== What you are asked to do ==
Repeat every record below exactly as written.

-- Begin --

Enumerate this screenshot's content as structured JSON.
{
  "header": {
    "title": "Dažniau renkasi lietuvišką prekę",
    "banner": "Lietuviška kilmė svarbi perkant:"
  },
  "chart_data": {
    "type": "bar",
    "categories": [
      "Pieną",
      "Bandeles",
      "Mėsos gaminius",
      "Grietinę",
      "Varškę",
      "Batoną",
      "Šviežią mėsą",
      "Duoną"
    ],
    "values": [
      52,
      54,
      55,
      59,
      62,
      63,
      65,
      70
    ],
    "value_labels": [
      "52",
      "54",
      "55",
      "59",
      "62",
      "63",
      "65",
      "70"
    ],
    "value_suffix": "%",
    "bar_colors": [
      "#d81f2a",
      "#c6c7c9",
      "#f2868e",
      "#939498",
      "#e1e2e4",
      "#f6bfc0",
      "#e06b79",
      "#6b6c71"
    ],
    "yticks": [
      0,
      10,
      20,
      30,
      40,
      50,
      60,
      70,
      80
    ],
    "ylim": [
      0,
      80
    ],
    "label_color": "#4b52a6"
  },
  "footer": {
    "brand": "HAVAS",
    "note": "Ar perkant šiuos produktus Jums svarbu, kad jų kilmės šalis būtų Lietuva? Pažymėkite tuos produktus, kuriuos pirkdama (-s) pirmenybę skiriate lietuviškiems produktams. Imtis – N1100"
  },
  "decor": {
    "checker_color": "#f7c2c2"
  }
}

-- End --

== Answer for the task ==
Enumerate this screenshot's content as structured JSON.
{
  "header": {
    "title": "Dažniau renkasi lietuvišką prekę",
    "banner": "Lietuviška kilmė svarbi perkant:"
  },
  "chart_data": {
    "type": "bar",
    "categories": [
      "Pieną",
      "Bandeles",
      "Mėsos gaminius",
      "Grietinę",
      "Varškę",
      "Batoną",
      "Šviežią mėsą",
      "Duoną"
    ],
    "values": [
      52,
      54,
      55,
      59,
      62,
      63,
      65,
      70
    ],
    "value_labels": [
      "52",
      "54",
      "55",
      "59",
      "62",
      "63",
      "65",
      "70"
    ],
    "value_suffix": "%",
    "bar_colors": [
      "#d81f2a",
      "#c6c7c9",
      "#f2868e",
      "#939498",
      "#e1e2e4",
      "#f6bfc0",
      "#e06b79",
      "#6b6c71"
    ],
    "yticks": [
      0,
      10,
      20,
      30,
      40,
      50,
      60,
      70,
      80
    ],
    "ylim": [
      0,
      80
    ],
    "label_color": "#4b52a6"
  },
  "footer": {
    "brand": "HAVAS",
    "note": "Ar perkant šiuos produktus Jums svarbu, kad jų kilmės šalis būtų Lietuva? Pažymėkite tuos produktus, kuriuos pirkdama (-s) pirmenybę skiriate lietuviškiems produktams. Imtis – N1100"
  },
  "decor": {
    "checker_color": "#f7c2c2"
  }
}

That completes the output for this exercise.